Start of Exercise materials
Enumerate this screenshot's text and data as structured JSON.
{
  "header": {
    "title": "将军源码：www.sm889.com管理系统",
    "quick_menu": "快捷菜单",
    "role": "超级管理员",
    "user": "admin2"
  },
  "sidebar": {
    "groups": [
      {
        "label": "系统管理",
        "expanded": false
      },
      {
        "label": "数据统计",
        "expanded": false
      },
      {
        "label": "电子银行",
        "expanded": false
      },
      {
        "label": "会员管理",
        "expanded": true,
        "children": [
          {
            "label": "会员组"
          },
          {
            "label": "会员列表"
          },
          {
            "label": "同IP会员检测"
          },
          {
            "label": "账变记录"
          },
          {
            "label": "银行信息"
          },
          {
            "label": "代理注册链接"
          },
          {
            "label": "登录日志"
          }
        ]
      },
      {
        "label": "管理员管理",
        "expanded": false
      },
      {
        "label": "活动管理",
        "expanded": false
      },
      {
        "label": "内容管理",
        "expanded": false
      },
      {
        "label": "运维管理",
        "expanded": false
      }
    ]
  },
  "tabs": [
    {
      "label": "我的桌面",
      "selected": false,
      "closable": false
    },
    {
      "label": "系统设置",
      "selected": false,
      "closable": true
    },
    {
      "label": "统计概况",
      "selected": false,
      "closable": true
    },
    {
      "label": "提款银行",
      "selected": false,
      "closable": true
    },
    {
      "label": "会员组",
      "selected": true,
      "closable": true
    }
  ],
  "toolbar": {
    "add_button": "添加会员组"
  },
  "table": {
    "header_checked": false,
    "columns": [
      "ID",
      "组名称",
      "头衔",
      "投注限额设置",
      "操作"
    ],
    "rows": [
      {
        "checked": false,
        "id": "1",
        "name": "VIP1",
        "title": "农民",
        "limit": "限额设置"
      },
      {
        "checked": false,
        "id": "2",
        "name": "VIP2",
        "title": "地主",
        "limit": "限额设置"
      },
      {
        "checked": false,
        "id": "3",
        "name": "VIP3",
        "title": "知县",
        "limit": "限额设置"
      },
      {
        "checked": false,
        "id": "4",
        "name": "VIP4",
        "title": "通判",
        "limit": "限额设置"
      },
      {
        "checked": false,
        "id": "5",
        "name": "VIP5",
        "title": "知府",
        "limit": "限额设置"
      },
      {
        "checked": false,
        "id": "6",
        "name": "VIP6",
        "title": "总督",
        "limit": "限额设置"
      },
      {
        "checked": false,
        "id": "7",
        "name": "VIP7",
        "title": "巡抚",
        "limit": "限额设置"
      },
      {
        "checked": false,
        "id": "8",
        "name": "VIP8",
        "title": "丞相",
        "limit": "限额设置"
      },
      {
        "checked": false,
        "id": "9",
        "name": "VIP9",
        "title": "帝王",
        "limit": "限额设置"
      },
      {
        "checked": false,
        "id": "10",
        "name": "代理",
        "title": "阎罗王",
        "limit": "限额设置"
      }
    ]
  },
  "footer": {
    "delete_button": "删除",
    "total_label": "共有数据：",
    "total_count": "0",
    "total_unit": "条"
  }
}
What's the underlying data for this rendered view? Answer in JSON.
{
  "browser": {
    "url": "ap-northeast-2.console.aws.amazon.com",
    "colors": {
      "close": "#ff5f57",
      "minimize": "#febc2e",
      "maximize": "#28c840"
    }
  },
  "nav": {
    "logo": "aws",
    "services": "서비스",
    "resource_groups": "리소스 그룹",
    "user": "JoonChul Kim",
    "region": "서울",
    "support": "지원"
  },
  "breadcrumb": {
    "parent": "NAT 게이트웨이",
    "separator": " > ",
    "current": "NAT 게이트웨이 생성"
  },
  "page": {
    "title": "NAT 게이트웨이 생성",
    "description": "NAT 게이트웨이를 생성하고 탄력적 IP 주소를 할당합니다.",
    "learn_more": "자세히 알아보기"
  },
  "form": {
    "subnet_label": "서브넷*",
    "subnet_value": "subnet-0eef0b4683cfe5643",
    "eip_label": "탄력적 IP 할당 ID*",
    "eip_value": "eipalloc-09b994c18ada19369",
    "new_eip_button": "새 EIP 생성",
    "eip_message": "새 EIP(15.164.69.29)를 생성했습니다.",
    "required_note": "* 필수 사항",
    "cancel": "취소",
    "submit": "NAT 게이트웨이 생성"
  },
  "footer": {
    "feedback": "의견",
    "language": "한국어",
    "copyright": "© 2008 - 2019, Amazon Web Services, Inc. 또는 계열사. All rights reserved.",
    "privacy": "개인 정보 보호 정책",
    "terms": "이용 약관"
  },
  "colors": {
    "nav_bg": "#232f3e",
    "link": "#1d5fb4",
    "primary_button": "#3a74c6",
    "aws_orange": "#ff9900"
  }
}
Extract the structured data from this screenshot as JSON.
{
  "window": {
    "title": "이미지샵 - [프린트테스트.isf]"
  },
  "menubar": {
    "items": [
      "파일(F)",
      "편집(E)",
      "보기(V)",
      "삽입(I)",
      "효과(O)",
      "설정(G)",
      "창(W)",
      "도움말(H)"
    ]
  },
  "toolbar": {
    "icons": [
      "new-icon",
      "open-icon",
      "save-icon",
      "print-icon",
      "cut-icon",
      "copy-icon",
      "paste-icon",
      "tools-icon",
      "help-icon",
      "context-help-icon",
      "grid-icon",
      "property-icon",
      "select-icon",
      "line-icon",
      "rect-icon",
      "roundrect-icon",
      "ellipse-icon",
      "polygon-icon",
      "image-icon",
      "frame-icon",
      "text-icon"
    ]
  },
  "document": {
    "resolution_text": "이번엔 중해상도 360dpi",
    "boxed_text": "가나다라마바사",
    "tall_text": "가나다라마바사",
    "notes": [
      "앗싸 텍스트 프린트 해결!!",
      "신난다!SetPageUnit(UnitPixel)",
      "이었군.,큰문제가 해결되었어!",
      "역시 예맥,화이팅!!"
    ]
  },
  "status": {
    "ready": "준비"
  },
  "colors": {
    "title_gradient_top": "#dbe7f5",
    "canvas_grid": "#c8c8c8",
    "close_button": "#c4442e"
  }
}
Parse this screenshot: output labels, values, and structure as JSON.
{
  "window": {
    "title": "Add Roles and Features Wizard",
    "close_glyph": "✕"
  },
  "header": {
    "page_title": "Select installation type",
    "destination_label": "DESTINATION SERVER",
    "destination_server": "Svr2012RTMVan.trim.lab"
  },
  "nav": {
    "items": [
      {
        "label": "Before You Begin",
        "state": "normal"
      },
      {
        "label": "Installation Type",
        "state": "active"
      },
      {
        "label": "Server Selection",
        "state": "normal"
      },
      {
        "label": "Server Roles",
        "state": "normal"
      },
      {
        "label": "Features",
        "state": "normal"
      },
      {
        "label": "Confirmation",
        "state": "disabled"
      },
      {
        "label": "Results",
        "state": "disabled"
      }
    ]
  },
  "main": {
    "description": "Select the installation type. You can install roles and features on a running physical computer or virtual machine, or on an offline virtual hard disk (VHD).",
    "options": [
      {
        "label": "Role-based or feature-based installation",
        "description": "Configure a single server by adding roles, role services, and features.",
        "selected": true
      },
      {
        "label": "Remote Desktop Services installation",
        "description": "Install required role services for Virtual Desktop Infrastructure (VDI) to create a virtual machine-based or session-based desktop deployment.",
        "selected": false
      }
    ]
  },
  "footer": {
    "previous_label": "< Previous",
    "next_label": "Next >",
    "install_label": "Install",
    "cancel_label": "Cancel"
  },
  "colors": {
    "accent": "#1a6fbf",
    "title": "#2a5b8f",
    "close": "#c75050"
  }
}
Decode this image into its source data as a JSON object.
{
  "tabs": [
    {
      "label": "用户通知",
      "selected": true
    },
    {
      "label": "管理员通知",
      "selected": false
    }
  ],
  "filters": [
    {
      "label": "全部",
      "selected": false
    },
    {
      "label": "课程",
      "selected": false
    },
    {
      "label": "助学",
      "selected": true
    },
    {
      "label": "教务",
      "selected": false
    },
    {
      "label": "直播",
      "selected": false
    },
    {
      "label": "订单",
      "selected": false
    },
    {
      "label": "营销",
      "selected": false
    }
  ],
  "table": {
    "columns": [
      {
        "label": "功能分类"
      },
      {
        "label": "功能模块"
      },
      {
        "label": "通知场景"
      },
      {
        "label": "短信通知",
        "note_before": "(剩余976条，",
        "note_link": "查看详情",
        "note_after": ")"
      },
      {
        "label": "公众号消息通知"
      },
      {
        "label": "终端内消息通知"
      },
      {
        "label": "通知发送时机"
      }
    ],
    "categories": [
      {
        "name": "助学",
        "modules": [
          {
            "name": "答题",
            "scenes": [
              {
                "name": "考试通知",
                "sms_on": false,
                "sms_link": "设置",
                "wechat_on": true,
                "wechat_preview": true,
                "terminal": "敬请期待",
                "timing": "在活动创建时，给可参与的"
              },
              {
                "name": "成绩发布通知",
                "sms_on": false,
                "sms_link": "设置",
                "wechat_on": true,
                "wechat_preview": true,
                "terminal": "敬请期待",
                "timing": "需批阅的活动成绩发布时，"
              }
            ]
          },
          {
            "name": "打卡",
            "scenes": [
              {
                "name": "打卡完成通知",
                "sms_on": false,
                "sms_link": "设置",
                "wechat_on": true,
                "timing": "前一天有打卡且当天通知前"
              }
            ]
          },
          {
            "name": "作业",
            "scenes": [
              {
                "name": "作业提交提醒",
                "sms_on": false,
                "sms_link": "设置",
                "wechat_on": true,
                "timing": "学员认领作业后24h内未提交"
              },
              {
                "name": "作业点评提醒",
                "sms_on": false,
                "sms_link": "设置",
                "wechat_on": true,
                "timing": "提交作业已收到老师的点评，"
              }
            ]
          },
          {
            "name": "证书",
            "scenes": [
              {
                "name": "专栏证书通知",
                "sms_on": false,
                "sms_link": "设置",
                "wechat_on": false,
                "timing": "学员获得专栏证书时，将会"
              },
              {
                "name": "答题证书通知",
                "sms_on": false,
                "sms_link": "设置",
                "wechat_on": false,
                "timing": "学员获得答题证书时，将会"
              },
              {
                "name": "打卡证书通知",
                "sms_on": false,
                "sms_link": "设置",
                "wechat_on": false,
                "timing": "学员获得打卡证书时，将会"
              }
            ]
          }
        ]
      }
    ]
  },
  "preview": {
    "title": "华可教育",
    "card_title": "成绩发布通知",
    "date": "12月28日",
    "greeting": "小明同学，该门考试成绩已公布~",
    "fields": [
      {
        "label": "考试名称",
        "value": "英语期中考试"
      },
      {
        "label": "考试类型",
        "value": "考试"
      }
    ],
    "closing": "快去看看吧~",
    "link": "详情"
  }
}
End of Exercise materials
Goal ▸ Return every line containing "based".

Solution below ▸
        "label": "Role-based or feature-based installation",
        "description": "Install required role services for Virtual Desktop Infrastructure (VDI) to create a virtual machine-based or session-based desktop deployment.",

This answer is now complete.